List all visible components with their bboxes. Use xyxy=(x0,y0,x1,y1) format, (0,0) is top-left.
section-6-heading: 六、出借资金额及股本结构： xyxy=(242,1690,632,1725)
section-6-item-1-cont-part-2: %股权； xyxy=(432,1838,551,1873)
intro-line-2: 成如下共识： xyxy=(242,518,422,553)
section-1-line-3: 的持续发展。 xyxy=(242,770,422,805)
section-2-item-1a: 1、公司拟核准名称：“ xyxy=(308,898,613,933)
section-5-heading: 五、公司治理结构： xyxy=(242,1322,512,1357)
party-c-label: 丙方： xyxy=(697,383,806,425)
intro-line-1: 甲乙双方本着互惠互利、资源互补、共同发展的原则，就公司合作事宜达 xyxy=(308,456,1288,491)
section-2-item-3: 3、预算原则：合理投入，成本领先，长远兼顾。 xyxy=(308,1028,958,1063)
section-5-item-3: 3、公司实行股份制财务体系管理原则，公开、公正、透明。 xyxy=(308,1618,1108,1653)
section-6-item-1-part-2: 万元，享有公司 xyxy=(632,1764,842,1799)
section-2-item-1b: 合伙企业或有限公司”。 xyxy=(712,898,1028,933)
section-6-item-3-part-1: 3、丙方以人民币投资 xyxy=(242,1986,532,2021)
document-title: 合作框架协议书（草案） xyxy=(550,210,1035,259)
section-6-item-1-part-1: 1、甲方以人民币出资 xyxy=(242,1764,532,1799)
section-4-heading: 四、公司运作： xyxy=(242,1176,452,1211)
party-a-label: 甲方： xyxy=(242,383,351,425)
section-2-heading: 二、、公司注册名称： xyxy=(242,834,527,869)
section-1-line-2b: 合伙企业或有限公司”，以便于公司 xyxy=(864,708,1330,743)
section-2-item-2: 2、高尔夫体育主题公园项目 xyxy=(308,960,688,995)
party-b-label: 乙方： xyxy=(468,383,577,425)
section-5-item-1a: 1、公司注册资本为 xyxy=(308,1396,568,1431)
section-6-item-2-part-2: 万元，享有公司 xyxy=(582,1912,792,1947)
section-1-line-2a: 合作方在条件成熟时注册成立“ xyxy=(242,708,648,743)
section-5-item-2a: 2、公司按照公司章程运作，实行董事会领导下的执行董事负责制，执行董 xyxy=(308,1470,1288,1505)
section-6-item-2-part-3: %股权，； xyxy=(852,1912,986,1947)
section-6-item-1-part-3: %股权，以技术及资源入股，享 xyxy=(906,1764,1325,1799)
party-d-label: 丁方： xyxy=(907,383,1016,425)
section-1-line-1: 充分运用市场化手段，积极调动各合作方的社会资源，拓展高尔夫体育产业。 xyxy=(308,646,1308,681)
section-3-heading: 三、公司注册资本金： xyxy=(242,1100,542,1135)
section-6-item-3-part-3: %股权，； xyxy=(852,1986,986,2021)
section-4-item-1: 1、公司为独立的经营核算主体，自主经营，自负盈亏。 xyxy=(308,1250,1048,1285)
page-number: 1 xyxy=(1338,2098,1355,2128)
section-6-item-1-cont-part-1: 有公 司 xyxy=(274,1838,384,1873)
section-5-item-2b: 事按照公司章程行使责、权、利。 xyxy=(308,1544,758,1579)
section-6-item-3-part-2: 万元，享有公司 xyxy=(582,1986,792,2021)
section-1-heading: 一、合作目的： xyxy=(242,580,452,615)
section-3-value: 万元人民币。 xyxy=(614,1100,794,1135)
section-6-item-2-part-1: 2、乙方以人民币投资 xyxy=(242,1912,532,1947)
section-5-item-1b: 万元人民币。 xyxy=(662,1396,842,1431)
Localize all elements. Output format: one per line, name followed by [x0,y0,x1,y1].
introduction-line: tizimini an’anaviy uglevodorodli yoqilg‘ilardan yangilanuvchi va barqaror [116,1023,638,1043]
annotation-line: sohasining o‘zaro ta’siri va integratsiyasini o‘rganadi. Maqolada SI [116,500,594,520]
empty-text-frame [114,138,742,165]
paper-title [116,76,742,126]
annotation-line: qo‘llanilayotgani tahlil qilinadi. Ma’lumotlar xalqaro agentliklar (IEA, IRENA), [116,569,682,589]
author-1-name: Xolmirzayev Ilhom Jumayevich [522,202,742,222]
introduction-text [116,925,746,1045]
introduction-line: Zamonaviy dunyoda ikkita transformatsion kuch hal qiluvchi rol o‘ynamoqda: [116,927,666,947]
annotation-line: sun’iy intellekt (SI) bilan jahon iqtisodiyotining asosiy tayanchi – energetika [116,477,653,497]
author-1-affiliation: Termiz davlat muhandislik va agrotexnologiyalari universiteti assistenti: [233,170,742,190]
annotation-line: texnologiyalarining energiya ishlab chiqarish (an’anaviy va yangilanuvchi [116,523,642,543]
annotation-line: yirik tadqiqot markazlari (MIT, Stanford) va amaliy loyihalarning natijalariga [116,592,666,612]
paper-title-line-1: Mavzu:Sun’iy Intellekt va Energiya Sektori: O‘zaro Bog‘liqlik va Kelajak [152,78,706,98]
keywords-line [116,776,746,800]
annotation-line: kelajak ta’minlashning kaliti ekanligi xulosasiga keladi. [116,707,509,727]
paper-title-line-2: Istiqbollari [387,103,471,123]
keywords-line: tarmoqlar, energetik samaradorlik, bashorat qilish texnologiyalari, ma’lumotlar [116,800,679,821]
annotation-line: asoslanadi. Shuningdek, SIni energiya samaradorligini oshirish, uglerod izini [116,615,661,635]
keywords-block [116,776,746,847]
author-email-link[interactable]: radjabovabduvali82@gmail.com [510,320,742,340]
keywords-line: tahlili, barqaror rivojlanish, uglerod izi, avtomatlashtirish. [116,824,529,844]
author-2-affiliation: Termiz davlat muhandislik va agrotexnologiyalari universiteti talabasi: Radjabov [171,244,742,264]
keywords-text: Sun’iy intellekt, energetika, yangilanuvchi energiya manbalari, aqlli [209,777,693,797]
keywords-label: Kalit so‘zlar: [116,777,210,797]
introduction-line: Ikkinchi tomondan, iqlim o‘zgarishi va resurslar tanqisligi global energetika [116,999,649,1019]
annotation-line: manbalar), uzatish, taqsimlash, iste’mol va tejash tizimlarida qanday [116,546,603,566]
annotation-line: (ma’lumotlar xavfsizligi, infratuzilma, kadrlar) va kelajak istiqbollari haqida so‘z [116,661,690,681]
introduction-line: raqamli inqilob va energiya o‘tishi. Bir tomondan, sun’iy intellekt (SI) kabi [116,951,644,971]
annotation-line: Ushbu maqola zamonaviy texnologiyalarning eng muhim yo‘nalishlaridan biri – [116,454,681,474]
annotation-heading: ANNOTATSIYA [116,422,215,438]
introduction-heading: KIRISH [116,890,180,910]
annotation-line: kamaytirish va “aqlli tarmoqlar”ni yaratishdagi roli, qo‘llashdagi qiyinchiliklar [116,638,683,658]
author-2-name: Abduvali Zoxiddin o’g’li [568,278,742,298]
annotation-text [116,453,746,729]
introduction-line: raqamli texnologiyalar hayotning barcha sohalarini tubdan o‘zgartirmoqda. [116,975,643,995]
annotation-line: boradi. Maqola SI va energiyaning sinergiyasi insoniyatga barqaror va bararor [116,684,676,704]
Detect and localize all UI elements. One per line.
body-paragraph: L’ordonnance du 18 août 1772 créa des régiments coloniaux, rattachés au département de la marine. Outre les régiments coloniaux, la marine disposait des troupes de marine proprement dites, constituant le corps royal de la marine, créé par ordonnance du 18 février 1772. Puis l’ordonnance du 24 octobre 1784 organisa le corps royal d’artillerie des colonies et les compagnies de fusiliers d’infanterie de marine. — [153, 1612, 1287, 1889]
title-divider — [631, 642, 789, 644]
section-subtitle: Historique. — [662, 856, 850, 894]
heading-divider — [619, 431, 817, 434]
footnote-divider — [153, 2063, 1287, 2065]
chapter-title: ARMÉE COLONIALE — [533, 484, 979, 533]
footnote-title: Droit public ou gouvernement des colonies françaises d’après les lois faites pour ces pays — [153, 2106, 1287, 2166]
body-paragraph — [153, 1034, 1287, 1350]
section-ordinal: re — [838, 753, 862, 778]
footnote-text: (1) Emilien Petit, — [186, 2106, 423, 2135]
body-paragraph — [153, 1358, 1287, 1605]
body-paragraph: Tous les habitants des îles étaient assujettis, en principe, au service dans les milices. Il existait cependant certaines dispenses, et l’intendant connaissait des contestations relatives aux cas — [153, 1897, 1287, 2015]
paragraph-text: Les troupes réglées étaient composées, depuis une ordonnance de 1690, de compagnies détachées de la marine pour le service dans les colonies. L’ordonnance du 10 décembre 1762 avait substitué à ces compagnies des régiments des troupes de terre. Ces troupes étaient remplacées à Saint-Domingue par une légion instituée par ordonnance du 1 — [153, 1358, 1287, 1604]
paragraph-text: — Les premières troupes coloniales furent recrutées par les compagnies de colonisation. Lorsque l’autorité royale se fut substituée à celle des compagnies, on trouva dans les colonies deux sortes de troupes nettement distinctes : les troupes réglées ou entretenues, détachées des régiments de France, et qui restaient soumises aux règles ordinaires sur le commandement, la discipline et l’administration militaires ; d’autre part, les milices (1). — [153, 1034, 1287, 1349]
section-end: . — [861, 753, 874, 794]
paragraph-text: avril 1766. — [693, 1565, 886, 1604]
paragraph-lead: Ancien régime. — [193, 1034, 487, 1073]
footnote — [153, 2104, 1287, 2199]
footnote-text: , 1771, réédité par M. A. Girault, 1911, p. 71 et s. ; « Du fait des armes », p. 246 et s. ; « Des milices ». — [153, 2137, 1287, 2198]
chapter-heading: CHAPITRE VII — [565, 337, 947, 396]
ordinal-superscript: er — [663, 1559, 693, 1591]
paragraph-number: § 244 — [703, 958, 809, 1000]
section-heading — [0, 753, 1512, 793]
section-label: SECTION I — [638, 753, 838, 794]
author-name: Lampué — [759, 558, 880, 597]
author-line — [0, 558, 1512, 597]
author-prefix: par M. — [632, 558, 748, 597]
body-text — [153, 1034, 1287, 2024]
----
> **Exercise task**
Reproduce the rows verbatim, starting with the first line of the rows and going on through the line that contains "section-1-line-3: 的持续发展。 xyxy=(242,770,422,805)", both ends included.

> **Solution to this problem**
List all visible components with their bboxes. Use xyxy=(x0,y0,x1,y1) format, (0,0) is top-left.
section-6-heading: 六、出借资金额及股本结构： xyxy=(242,1690,632,1725)
section-6-item-1-cont-part-2: %股权； xyxy=(432,1838,551,1873)
intro-line-2: 成如下共识： xyxy=(242,518,422,553)
section-1-line-3: 的持续发展。 xyxy=(242,770,422,805)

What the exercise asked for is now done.